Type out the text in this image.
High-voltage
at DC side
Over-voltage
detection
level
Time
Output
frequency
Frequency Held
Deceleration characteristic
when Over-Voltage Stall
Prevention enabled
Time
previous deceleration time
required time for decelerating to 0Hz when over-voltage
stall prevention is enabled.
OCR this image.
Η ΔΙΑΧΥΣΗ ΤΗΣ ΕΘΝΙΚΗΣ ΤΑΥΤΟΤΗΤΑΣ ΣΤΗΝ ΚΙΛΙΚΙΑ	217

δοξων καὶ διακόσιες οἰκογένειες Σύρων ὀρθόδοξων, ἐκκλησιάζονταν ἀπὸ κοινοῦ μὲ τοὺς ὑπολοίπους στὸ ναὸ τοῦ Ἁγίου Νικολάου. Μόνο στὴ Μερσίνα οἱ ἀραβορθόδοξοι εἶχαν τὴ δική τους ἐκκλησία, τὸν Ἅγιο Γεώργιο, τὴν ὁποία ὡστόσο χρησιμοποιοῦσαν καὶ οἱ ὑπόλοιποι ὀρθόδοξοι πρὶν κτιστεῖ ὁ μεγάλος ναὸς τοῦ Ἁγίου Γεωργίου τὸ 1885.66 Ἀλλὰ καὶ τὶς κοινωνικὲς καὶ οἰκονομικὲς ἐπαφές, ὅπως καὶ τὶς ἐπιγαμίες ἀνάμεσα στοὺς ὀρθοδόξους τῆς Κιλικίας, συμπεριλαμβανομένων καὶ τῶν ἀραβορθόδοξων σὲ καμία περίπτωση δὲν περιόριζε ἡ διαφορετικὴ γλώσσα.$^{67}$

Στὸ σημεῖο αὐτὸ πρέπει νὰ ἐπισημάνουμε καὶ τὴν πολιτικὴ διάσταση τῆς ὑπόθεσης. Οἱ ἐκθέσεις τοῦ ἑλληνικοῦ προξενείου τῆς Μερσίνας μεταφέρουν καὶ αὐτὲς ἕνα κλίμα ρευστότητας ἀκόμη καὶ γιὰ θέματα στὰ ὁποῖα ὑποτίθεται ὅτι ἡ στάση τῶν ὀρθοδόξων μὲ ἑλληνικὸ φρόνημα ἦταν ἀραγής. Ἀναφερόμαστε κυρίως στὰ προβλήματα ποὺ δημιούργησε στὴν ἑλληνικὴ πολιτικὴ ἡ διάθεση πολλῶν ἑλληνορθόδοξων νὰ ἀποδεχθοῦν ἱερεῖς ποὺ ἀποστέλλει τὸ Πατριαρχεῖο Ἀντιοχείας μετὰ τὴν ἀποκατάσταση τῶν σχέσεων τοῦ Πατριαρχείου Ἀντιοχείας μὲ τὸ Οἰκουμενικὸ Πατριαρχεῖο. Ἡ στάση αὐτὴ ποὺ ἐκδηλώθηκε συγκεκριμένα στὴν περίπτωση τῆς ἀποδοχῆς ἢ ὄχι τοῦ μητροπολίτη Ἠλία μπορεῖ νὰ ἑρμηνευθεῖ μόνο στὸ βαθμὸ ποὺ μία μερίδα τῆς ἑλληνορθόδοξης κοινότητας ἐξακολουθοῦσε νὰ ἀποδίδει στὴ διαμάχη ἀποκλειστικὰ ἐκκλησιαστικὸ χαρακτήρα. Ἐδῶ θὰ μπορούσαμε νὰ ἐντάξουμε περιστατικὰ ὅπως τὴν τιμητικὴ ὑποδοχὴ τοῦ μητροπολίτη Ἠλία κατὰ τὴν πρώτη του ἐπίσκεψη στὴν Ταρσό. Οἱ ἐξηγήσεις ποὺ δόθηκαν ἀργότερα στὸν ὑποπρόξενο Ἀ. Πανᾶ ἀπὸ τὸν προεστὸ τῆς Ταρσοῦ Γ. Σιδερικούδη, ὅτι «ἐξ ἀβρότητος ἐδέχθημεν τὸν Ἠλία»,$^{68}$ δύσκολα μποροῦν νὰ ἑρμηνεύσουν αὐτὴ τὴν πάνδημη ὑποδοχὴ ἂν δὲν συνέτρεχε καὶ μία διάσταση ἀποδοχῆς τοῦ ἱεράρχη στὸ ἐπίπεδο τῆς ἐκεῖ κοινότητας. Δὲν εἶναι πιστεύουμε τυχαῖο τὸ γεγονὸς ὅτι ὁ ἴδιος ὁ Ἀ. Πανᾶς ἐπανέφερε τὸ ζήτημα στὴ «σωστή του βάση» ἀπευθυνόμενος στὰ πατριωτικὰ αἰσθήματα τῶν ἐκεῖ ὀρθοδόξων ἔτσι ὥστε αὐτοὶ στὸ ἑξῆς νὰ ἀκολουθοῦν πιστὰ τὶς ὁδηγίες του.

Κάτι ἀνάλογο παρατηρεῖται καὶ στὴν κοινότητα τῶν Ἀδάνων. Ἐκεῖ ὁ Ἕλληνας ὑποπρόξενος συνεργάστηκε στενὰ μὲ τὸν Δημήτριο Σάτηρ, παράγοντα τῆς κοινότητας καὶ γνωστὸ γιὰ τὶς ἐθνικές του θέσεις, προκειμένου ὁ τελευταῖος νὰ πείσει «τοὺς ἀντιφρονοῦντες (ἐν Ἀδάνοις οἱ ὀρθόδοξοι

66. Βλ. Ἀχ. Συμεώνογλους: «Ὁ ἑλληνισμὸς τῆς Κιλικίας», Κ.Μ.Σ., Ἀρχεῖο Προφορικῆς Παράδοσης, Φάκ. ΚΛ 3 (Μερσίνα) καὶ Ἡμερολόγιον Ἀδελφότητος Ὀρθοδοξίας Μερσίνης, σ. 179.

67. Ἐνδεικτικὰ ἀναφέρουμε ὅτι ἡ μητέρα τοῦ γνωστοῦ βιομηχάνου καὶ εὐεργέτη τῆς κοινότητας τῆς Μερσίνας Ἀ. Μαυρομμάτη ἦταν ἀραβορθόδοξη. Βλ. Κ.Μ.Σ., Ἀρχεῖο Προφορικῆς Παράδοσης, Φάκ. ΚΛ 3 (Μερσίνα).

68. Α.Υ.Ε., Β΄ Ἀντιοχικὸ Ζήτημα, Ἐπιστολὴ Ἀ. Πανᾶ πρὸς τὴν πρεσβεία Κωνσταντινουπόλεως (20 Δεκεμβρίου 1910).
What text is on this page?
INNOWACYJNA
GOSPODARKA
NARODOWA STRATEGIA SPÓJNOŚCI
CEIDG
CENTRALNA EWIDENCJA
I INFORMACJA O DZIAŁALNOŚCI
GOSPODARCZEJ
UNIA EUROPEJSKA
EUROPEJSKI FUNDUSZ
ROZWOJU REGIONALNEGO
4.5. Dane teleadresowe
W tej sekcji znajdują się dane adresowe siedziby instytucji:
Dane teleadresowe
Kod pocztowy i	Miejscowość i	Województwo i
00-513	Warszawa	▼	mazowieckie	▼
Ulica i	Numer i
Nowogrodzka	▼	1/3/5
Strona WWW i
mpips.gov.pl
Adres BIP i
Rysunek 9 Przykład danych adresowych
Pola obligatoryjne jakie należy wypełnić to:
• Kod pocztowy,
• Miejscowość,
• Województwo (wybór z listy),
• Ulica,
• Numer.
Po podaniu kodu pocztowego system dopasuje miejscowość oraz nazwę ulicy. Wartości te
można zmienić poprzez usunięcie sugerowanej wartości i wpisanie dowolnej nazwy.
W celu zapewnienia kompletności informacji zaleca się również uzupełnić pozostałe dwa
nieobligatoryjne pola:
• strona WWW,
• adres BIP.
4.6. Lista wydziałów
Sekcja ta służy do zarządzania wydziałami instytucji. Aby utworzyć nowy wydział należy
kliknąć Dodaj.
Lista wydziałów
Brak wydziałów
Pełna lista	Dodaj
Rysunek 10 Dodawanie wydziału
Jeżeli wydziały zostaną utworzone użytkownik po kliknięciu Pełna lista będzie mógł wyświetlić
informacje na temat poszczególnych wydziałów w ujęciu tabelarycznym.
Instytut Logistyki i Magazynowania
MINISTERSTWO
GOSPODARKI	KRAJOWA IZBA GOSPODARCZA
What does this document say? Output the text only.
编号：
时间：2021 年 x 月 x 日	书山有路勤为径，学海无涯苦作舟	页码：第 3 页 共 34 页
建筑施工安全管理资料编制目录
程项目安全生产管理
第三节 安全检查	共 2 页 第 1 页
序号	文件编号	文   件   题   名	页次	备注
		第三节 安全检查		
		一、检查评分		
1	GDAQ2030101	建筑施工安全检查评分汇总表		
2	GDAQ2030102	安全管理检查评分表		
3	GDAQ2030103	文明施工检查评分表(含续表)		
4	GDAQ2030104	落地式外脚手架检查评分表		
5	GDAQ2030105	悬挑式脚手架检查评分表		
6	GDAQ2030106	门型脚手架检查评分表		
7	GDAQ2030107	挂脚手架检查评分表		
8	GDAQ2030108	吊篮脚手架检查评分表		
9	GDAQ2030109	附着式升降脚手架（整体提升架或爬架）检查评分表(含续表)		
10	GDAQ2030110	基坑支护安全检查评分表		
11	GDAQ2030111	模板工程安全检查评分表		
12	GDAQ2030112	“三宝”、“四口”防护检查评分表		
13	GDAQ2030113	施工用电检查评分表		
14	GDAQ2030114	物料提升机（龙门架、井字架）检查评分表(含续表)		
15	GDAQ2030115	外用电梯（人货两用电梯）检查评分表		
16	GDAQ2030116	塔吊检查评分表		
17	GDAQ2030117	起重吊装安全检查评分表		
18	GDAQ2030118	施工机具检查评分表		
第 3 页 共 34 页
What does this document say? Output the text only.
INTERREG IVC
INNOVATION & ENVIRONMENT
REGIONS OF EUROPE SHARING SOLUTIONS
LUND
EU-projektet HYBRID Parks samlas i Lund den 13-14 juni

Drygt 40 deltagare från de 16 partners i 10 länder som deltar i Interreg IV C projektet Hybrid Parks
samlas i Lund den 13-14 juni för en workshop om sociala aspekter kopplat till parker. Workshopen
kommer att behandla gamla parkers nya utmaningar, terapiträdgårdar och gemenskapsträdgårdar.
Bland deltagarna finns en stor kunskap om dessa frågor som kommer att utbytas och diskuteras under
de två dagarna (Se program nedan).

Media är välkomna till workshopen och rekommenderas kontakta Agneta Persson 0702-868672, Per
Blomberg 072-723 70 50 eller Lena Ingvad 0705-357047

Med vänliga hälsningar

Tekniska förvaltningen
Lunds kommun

-=-=-

**THE PROBLEM**
Gather from the entries above all lines that include the string "Προφορικῆς".

**FINAL RESULT**
66. Βλ. Ἀχ. Συμεώνογλους: «Ὁ ἑλληνισμὸς τῆς Κιλικίας», Κ.Μ.Σ., Ἀρχεῖο Προφορικῆς Παράδοσης, Φάκ. ΚΛ 3 (Μερσίνα) καὶ Ἡμερολόγιον Ἀδελφότητος Ὀρθοδοξίας Μερσίνης, σ. 179.
67. Ἐνδεικτικὰ ἀναφέρουμε ὅτι ἡ μητέρα τοῦ γνωστοῦ βιομηχάνου καὶ εὐεργέτη τῆς κοινότητας τῆς Μερσίνας Ἀ. Μαυρομμάτη ἦταν ἀραβορθόδοξη. Βλ. Κ.Μ.Σ., Ἀρχεῖο Προφορικῆς Παράδοσης, Φάκ. ΚΛ 3 (Μερσίνα).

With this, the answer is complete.